*WHAT YOU ARE ASKED TO DO:* Report how many lines contain the word "рассчитывается"; answer with the number only.

*RECORDS:*

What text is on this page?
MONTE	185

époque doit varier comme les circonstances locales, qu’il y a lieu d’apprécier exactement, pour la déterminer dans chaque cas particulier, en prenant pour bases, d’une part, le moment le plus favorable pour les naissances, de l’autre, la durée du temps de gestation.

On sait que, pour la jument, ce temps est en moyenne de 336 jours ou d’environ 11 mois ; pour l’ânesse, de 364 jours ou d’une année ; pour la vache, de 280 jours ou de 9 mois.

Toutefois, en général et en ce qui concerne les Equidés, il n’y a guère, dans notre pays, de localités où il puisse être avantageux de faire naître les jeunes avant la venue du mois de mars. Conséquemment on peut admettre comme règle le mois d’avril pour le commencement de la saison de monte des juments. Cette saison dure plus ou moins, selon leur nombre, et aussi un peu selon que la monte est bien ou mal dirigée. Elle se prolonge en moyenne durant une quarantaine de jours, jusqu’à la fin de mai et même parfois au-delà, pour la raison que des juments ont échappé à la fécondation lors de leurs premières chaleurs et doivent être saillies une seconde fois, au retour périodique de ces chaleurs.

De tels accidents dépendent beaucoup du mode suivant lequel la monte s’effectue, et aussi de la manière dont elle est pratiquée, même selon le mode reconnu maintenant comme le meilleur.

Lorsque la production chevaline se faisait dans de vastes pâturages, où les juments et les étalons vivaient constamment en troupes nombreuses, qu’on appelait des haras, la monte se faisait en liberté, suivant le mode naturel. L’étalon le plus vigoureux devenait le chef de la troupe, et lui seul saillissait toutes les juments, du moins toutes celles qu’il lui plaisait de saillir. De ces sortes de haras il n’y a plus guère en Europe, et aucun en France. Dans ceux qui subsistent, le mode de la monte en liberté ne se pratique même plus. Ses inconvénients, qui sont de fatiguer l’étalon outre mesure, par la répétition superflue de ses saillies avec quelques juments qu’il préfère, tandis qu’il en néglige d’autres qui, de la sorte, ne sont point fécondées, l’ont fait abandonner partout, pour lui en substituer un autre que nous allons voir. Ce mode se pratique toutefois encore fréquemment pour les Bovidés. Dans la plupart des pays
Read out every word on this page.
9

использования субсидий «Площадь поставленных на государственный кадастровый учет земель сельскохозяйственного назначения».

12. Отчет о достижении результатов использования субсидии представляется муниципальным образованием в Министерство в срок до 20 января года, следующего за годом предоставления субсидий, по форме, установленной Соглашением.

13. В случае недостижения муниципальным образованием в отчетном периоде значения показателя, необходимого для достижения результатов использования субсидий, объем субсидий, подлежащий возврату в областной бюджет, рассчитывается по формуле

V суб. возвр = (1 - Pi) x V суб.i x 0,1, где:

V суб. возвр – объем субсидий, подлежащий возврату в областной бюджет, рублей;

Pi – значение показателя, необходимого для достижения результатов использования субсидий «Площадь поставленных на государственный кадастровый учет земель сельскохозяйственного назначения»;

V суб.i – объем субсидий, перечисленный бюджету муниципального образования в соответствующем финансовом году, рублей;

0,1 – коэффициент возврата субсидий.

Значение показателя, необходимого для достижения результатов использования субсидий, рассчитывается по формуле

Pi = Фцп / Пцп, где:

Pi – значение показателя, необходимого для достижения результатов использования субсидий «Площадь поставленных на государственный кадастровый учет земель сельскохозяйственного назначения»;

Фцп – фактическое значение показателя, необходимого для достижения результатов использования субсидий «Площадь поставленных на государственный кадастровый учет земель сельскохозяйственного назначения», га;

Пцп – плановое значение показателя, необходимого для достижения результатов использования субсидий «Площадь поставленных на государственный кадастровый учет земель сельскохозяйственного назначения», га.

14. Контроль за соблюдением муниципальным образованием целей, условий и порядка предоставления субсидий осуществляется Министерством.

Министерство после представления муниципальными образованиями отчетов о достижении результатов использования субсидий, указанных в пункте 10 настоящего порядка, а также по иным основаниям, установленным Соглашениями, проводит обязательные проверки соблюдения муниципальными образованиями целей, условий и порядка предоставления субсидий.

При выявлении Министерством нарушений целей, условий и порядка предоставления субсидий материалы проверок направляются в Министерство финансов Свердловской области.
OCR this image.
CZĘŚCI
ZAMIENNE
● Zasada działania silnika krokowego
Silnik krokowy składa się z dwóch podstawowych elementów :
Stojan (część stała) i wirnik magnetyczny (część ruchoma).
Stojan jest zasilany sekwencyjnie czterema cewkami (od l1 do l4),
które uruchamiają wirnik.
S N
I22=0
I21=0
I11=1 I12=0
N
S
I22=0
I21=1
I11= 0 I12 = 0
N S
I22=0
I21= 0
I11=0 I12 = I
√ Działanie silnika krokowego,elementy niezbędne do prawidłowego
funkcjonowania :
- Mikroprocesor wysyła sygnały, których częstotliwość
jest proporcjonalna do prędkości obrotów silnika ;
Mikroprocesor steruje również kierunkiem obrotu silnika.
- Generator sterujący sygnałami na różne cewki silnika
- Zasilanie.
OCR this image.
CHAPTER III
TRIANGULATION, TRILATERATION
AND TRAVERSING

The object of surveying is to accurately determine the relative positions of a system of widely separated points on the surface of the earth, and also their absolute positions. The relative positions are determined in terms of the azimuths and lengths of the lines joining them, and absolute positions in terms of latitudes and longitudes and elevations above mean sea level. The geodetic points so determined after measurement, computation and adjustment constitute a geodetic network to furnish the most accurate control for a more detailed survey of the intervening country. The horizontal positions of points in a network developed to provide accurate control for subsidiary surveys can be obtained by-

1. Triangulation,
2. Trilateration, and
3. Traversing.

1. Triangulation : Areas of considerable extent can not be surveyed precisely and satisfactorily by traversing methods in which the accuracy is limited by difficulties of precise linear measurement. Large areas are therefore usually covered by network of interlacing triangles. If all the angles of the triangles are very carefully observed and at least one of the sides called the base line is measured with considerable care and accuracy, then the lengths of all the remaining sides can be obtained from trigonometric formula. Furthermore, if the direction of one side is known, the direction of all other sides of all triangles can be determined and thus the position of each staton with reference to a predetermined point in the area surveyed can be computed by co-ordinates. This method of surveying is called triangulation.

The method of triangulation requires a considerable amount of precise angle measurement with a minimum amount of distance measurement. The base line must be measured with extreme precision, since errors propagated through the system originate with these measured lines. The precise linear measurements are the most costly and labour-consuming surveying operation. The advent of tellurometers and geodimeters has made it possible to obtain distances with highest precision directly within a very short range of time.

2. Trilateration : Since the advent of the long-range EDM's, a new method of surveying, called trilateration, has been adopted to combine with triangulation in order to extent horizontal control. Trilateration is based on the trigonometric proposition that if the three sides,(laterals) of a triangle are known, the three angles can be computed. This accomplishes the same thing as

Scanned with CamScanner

*EXERCISE ANSWER:* 2